**Aim of the exercise:** Copy each line exactly. Leave nothing out.

**Excerpts from a figure dataset:**
━━━━━━━━━━━━━━━━

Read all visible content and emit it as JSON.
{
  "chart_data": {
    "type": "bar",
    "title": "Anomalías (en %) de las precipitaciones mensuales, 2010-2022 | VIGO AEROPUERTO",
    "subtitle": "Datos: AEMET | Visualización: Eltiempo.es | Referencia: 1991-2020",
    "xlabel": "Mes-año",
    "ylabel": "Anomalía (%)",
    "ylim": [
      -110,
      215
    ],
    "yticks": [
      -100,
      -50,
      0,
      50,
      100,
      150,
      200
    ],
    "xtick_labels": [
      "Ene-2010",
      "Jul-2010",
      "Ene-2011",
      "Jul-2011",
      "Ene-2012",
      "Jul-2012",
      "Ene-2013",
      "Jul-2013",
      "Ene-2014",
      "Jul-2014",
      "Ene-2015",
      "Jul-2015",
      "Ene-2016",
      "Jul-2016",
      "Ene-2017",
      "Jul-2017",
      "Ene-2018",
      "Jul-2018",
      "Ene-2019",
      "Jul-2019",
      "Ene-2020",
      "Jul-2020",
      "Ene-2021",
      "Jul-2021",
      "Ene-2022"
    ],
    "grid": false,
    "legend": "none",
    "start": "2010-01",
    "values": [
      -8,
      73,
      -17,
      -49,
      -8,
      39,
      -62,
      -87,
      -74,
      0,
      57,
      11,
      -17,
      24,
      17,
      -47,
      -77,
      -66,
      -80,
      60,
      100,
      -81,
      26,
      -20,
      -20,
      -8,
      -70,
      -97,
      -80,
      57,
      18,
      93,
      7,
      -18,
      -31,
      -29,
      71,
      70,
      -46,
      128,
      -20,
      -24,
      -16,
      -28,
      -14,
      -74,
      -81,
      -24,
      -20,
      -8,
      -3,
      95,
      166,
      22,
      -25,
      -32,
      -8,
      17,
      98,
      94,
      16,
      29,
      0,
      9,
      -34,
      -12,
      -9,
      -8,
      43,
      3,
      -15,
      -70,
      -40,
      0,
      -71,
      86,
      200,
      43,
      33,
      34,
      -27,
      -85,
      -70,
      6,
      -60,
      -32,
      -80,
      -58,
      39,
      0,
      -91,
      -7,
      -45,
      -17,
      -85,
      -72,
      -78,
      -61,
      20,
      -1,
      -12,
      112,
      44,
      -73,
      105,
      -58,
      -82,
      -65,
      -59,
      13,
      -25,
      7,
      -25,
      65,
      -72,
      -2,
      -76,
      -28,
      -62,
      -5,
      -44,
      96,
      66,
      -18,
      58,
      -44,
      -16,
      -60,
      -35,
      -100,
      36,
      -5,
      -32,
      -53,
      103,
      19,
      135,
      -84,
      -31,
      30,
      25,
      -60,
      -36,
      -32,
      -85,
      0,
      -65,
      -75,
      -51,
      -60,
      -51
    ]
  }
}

━━━━━━━━━━━━━━━━

**Problem solution:**
Read all visible content and emit it as JSON.
{
  "chart_data": {
    "type": "bar",
    "title": "Anomalías (en %) de las precipitaciones mensuales, 2010-2022 | VIGO AEROPUERTO",
    "subtitle": "Datos: AEMET | Visualización: Eltiempo.es | Referencia: 1991-2020",
    "xlabel": "Mes-año",
    "ylabel": "Anomalía (%)",
    "ylim": [
      -110,
      215
    ],
    "yticks": [
      -100,
      -50,
      0,
      50,
      100,
      150,
      200
    ],
    "xtick_labels": [
      "Ene-2010",
      "Jul-2010",
      "Ene-2011",
      "Jul-2011",
      "Ene-2012",
      "Jul-2012",
      "Ene-2013",
      "Jul-2013",
      "Ene-2014",
      "Jul-2014",
      "Ene-2015",
      "Jul-2015",
      "Ene-2016",
      "Jul-2016",
      "Ene-2017",
      "Jul-2017",
      "Ene-2018",
      "Jul-2018",
      "Ene-2019",
      "Jul-2019",
      "Ene-2020",
      "Jul-2020",
      "Ene-2021",
      "Jul-2021",
      "Ene-2022"
    ],
    "grid": false,
    "legend": "none",
    "start": "2010-01",
    "values": [
      -8,
      73,
      -17,
      -49,
      -8,
      39,
      -62,
      -87,
      -74,
      0,
      57,
      11,
      -17,
      24,
      17,
      -47,
      -77,
      -66,
      -80,
      60,
      100,
      -81,
      26,
      -20,
      -20,
      -8,
      -70,
      -97,
      -80,
      57,
      18,
      93,
      7,
      -18,
      -31,
      -29,
      71,
      70,
      -46,
      128,
      -20,
      -24,
      -16,
      -28,
      -14,
      -74,
      -81,
      -24,
      -20,
      -8,
      -3,
      95,
      166,
      22,
      -25,
      -32,
      -8,
      17,
      98,
      94,
      16,
      29,
      0,
      9,
      -34,
      -12,
      -9,
      -8,
      43,
      3,
      -15,
      -70,
      -40,
      0,
      -71,
      86,
      200,
      43,
      33,
      34,
      -27,
      -85,
      -70,
      6,
      -60,
      -32,
      -80,
      -58,
      39,
      0,
      -91,
      -7,
      -45,
      -17,
      -85,
      -72,
      -78,
      -61,
      20,
      -1,
      -12,
      112,
      44,
      -73,
      105,
      -58,
      -82,
      -65,
      -59,
      13,
      -25,
      7,
      -25,
      65,
      -72,
      -2,
      -76,
      -28,
      -62,
      -5,
      -44,
      96,
      66,
      -18,
      58,
      -44,
      -16,
      -60,
      -35,
      -100,
      36,
      -5,
      -32,
      -53,
      103,
      19,
      135,
      -84,
      -31,
      30,
      25,
      -60,
      -36,
      -32,
      -85,
      0,
      -65,
      -75,
      -51,
      -60,
      -51
    ]
  }
}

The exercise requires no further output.